◆ WRITTEN PROBLEM ◆
Repeat the material exactly, leaving nothing out.

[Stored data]
+--

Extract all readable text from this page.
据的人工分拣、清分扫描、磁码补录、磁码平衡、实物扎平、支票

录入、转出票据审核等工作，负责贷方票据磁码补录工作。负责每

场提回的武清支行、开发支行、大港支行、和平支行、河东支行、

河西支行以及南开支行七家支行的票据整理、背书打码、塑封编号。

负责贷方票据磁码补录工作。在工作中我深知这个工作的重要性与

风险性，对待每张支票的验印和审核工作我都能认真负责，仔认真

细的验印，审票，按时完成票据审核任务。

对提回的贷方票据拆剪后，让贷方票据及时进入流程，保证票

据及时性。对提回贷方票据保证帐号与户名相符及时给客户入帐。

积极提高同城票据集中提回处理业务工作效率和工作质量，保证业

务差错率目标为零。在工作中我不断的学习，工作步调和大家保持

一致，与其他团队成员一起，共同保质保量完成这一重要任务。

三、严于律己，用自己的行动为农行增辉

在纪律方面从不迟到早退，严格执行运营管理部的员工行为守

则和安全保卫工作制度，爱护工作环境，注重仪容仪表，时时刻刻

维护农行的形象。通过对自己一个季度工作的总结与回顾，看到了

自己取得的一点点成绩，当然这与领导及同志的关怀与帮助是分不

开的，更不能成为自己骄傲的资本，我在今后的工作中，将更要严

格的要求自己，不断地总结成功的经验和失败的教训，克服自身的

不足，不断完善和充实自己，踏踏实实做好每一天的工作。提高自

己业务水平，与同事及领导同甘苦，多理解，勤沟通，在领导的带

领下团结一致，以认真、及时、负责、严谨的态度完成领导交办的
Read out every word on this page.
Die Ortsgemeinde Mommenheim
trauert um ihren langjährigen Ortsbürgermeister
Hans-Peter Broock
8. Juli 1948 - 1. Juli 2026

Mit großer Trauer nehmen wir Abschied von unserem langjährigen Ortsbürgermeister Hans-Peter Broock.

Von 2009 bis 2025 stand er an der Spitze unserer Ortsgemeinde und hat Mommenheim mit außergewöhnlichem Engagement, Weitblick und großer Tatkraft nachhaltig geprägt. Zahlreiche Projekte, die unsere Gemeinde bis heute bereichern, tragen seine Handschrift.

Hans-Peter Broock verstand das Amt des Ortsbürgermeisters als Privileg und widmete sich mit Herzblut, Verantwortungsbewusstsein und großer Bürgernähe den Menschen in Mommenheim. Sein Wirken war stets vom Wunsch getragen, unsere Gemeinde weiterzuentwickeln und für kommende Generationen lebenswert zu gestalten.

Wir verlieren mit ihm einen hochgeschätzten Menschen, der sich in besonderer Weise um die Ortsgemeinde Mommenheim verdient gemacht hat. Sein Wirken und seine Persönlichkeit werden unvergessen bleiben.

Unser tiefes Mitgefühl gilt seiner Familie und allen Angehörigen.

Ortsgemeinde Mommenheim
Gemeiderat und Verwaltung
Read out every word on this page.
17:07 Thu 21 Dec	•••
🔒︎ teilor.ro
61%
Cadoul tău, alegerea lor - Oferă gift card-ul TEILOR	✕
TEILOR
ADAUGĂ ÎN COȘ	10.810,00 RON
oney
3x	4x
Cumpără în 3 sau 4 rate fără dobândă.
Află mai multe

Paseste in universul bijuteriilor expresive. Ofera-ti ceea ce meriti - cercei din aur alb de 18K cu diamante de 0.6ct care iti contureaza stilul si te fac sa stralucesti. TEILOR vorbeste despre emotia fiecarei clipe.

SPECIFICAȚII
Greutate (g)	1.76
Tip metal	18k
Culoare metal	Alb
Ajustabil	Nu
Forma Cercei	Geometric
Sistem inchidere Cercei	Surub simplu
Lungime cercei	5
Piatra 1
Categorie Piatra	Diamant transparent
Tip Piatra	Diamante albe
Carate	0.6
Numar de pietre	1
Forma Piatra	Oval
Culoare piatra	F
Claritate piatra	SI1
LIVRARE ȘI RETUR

+--

◆ ANSWER ◆
Extract all readable text from this page.
据的人工分拣、清分扫描、磁码补录、磁码平衡、实物扎平、支票

录入、转出票据审核等工作，负责贷方票据磁码补录工作。负责每

场提回的武清支行、开发支行、大港支行、和平支行、河东支行、

河西支行以及南开支行七家支行的票据整理、背书打码、塑封编号。

负责贷方票据磁码补录工作。在工作中我深知这个工作的重要性与

风险性，对待每张支票的验印和审核工作我都能认真负责，仔认真

细的验印，审票，按时完成票据审核任务。

对提回的贷方票据拆剪后，让贷方票据及时进入流程，保证票

据及时性。对提回贷方票据保证帐号与户名相符及时给客户入帐。

积极提高同城票据集中提回处理业务工作效率和工作质量，保证业

务差错率目标为零。在工作中我不断的学习，工作步调和大家保持

一致，与其他团队成员一起，共同保质保量完成这一重要任务。

三、严于律己，用自己的行动为农行增辉

在纪律方面从不迟到早退，严格执行运营管理部的员工行为守

则和安全保卫工作制度，爱护工作环境，注重仪容仪表，时时刻刻

维护农行的形象。通过对自己一个季度工作的总结与回顾，看到了

自己取得的一点点成绩，当然这与领导及同志的关怀与帮助是分不

开的，更不能成为自己骄傲的资本，我在今后的工作中，将更要严

格的要求自己，不断地总结成功的经验和失败的教训，克服自身的

不足，不断完善和充实自己，踏踏实实做好每一天的工作。提高自

己业务水平，与同事及领导同甘苦，多理解，勤沟通，在领导的带

领下团结一致，以认真、及时、负责、严谨的态度完成领导交办的
Read out every word on this page.
Die Ortsgemeinde Mommenheim
trauert um ihren langjährigen Ortsbürgermeister
Hans-Peter Broock
8. Juli 1948 - 1. Juli 2026

Mit großer Trauer nehmen wir Abschied von unserem langjährigen Ortsbürgermeister Hans-Peter Broock.

Von 2009 bis 2025 stand er an der Spitze unserer Ortsgemeinde und hat Mommenheim mit außergewöhnlichem Engagement, Weitblick und großer Tatkraft nachhaltig geprägt. Zahlreiche Projekte, die unsere Gemeinde bis heute bereichern, tragen seine Handschrift.

Hans-Peter Broock verstand das Amt des Ortsbürgermeisters als Privileg und widmete sich mit Herzblut, Verantwortungsbewusstsein und großer Bürgernähe den Menschen in Mommenheim. Sein Wirken war stets vom Wunsch getragen, unsere Gemeinde weiterzuentwickeln und für kommende Generationen lebenswert zu gestalten.

Wir verlieren mit ihm einen hochgeschätzten Menschen, der sich in besonderer Weise um die Ortsgemeinde Mommenheim verdient gemacht hat. Sein Wirken und seine Persönlichkeit werden unvergessen bleiben.

Unser tiefes Mitgefühl gilt seiner Familie und allen Angehörigen.

Ortsgemeinde Mommenheim
Gemeiderat und Verwaltung
Read out every word on this page.
17:07 Thu 21 Dec	•••
🔒︎ teilor.ro
61%
Cadoul tău, alegerea lor - Oferă gift card-ul TEILOR	✕
TEILOR
ADAUGĂ ÎN COȘ	10.810,00 RON
oney
3x	4x
Cumpără în 3 sau 4 rate fără dobândă.
Află mai multe

Paseste in universul bijuteriilor expresive. Ofera-ti ceea ce meriti - cercei din aur alb de 18K cu diamante de 0.6ct care iti contureaza stilul si te fac sa stralucesti. TEILOR vorbeste despre emotia fiecarei clipe.

SPECIFICAȚII
Greutate (g)	1.76
Tip metal	18k
Culoare metal	Alb
Ajustabil	Nu
Forma Cercei	Geometric
Sistem inchidere Cercei	Surub simplu
Lungime cercei	5
Piatra 1
Categorie Piatra	Diamant transparent
Tip Piatra	Diamante albe
Carate	0.6
Numar de pietre	1
Forma Piatra	Oval
Culoare piatra	F
Claritate piatra	SI1
LIVRARE ȘI RETUR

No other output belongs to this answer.